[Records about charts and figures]
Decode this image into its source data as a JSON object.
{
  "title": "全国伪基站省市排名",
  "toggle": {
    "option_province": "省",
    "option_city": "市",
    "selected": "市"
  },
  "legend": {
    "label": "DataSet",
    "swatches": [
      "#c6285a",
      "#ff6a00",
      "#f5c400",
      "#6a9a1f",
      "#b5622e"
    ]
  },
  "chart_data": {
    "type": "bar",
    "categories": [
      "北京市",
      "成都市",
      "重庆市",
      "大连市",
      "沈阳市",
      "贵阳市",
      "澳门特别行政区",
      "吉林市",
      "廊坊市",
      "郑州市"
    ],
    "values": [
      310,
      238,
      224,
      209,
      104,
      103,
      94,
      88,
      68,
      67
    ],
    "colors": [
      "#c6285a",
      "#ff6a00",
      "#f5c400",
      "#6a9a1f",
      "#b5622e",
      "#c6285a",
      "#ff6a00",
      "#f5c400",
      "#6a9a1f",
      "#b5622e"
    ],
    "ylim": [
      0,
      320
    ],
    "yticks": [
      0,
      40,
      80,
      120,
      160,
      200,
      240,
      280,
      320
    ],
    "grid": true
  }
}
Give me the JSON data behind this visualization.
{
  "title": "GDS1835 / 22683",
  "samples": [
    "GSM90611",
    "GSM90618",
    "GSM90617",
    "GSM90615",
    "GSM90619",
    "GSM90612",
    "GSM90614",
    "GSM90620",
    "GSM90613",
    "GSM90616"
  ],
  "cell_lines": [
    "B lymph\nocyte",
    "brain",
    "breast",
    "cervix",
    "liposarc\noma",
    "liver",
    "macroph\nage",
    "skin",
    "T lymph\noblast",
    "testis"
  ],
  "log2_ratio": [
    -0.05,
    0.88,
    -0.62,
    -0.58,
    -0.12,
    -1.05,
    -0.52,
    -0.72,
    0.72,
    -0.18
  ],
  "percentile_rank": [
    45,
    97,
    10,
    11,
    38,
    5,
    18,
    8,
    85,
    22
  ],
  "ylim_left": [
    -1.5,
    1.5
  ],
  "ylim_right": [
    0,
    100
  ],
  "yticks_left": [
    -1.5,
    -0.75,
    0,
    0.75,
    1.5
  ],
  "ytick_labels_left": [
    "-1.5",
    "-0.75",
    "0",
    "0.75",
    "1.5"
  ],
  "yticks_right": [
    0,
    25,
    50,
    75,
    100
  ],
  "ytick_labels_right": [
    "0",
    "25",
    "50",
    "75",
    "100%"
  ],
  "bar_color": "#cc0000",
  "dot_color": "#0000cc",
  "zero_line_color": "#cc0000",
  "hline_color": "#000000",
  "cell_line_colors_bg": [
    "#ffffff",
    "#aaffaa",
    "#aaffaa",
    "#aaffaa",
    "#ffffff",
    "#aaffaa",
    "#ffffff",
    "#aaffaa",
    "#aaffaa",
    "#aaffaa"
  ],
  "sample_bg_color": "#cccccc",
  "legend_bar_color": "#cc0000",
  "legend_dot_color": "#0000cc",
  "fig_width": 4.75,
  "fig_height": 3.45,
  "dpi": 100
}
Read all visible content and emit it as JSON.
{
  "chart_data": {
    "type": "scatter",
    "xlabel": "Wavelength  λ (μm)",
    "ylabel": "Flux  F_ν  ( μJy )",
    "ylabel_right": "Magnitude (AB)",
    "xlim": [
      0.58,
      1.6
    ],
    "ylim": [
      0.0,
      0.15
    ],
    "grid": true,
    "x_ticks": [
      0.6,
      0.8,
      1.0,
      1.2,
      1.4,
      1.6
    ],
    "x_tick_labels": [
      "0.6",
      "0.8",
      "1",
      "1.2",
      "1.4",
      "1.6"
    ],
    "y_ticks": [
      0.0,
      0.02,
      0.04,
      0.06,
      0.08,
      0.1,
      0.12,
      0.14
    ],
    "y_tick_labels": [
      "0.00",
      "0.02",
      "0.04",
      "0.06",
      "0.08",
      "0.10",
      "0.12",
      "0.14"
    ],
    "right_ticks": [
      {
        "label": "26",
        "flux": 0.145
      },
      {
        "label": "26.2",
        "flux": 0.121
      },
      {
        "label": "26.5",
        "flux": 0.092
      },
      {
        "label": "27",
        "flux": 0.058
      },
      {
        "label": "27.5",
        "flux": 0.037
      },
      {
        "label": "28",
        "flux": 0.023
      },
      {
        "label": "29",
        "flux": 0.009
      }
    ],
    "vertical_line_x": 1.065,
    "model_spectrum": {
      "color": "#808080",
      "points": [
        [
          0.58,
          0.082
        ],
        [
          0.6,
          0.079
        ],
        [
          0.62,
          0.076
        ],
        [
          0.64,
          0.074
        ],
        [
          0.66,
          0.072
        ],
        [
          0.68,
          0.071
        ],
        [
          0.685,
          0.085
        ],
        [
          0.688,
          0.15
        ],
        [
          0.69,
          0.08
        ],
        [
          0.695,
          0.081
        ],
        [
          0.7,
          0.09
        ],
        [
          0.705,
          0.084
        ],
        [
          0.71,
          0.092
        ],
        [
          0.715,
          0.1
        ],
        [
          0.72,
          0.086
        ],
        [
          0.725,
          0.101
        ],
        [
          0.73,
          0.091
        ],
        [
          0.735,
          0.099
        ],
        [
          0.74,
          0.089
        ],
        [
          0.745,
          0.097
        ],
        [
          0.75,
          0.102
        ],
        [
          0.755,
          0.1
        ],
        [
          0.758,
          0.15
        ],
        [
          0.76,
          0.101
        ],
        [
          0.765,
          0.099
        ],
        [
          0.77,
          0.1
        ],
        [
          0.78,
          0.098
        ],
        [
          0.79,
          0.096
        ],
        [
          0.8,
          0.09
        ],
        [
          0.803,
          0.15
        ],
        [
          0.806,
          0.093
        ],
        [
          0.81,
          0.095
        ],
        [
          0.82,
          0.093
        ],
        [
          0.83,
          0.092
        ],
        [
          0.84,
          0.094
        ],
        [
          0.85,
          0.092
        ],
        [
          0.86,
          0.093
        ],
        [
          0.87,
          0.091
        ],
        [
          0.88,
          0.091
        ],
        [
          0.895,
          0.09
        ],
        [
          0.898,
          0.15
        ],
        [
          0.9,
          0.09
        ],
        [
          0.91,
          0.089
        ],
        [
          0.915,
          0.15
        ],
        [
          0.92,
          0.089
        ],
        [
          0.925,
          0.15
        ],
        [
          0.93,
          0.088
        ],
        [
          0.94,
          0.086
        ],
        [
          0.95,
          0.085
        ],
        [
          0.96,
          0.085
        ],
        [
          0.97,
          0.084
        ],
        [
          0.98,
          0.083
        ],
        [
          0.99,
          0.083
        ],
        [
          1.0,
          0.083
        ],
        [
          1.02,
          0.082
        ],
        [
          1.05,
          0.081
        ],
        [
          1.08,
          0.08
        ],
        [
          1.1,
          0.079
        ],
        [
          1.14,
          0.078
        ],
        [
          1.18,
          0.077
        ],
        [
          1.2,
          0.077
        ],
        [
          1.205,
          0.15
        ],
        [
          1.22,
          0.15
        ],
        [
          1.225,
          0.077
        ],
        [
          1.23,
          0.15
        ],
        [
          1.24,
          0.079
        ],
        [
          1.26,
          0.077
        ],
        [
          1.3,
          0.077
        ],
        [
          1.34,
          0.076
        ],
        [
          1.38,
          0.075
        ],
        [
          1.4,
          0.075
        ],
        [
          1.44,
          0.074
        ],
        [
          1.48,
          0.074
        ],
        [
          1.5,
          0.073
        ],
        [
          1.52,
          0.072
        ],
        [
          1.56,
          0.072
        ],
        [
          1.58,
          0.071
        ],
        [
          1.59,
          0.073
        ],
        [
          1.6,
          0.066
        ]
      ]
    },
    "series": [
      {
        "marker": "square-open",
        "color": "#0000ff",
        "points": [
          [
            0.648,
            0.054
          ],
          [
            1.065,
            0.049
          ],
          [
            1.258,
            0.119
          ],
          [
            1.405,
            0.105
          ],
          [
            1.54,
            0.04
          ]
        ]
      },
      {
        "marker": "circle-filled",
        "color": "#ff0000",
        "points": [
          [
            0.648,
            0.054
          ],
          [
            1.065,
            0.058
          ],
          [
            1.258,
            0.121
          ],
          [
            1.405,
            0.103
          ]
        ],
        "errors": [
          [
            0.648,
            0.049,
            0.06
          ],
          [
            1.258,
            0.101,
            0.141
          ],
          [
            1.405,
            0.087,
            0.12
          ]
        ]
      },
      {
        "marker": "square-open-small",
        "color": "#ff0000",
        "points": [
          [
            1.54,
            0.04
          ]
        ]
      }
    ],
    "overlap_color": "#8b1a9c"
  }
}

* [What you should do] Above are the records. Copy every line in them holding "title".

* [Result for this exercise]
  "title": "全国伪基站省市排名",
  "title": "GDS1835 / 22683",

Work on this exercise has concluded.